start Supplied records

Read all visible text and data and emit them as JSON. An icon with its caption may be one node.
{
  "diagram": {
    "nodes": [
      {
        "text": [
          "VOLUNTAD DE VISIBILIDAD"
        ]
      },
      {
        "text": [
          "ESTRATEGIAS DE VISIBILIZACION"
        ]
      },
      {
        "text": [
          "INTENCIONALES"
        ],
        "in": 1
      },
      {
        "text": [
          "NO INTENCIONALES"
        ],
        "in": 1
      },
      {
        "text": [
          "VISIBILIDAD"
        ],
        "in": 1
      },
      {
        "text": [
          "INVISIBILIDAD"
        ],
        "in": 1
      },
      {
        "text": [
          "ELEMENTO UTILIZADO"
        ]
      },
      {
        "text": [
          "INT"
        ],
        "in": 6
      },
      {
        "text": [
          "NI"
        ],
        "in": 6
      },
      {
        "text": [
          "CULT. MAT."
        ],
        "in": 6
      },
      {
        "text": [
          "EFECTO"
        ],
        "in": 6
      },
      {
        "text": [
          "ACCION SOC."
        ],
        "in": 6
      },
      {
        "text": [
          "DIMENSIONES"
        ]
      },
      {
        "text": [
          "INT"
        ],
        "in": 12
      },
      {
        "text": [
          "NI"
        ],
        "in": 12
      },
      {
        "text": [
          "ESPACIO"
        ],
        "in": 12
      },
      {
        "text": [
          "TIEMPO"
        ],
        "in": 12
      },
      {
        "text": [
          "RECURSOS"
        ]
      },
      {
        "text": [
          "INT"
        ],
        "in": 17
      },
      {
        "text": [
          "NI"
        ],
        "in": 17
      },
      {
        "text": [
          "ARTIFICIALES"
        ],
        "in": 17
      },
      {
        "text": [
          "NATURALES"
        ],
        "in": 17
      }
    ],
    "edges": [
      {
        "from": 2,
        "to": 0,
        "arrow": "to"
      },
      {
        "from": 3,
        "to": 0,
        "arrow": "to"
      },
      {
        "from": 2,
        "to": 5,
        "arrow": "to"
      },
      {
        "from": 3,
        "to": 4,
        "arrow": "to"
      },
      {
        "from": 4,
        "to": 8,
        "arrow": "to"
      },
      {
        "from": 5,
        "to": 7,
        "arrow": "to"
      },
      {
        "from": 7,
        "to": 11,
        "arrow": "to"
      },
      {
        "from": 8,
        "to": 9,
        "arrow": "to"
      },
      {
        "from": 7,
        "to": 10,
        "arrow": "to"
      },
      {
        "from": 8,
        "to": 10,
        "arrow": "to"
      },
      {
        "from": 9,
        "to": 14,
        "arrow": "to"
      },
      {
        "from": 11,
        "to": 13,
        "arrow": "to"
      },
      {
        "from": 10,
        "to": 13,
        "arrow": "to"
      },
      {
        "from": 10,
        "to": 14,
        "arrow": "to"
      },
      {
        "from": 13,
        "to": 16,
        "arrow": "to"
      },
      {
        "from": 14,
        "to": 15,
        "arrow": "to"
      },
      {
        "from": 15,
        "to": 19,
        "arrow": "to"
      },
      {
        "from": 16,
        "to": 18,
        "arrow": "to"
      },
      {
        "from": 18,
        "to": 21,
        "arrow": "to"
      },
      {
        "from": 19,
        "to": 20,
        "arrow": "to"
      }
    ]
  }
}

end Supplied records

### Directive
All of the data needs to be reproduced exactly, with no line missing.

### Response
Read all visible text and data and emit them as JSON. An icon with its caption may be one node.
{
  "diagram": {
    "nodes": [
      {
        "text": [
          "VOLUNTAD DE VISIBILIDAD"
        ]
      },
      {
        "text": [
          "ESTRATEGIAS DE VISIBILIZACION"
        ]
      },
      {
        "text": [
          "INTENCIONALES"
        ],
        "in": 1
      },
      {
        "text": [
          "NO INTENCIONALES"
        ],
        "in": 1
      },
      {
        "text": [
          "VISIBILIDAD"
        ],
        "in": 1
      },
      {
        "text": [
          "INVISIBILIDAD"
        ],
        "in": 1
      },
      {
        "text": [
          "ELEMENTO UTILIZADO"
        ]
      },
      {
        "text": [
          "INT"
        ],
        "in": 6
      },
      {
        "text": [
          "NI"
        ],
        "in": 6
      },
      {
        "text": [
          "CULT. MAT."
        ],
        "in": 6
      },
      {
        "text": [
          "EFECTO"
        ],
        "in": 6
      },
      {
        "text": [
          "ACCION SOC."
        ],
        "in": 6
      },
      {
        "text": [
          "DIMENSIONES"
        ]
      },
      {
        "text": [
          "INT"
        ],
        "in": 12
      },
      {
        "text": [
          "NI"
        ],
        "in": 12
      },
      {
        "text": [
          "ESPACIO"
        ],
        "in": 12
      },
      {
        "text": [
          "TIEMPO"
        ],
        "in": 12
      },
      {
        "text": [
          "RECURSOS"
        ]
      },
      {
        "text": [
          "INT"
        ],
        "in": 17
      },
      {
        "text": [
          "NI"
        ],
        "in": 17
      },
      {
        "text": [
          "ARTIFICIALES"
        ],
        "in": 17
      },
      {
        "text": [
          "NATURALES"
        ],
        "in": 17
      }
    ],
    "edges": [
      {
        "from": 2,
        "to": 0,
        "arrow": "to"
      },
      {
        "from": 3,
        "to": 0,
        "arrow": "to"
      },
      {
        "from": 2,
        "to": 5,
        "arrow": "to"
      },
      {
        "from": 3,
        "to": 4,
        "arrow": "to"
      },
      {
        "from": 4,
        "to": 8,
        "arrow": "to"
      },
      {
        "from": 5,
        "to": 7,
        "arrow": "to"
      },
      {
        "from": 7,
        "to": 11,
        "arrow": "to"
      },
      {
        "from": 8,
        "to": 9,
        "arrow": "to"
      },
      {
        "from": 7,
        "to": 10,
        "arrow": "to"
      },
      {
        "from": 8,
        "to": 10,
        "arrow": "to"
      },
      {
        "from": 9,
        "to": 14,
        "arrow": "to"
      },
      {
        "from": 11,
        "to": 13,
        "arrow": "to"
      },
      {
        "from": 10,
        "to": 13,
        "arrow": "to"
      },
      {
        "from": 10,
        "to": 14,
        "arrow": "to"
      },
      {
        "from": 13,
        "to": 16,
        "arrow": "to"
      },
      {
        "from": 14,
        "to": 15,
        "arrow": "to"
      },
      {
        "from": 15,
        "to": 19,
        "arrow": "to"
      },
      {
        "from": 16,
        "to": 18,
        "arrow": "to"
      },
      {
        "from": 18,
        "to": 21,
        "arrow": "to"
      },
      {
        "from": 19,
        "to": 20,
        "arrow": "to"
      }
    ]
  }
}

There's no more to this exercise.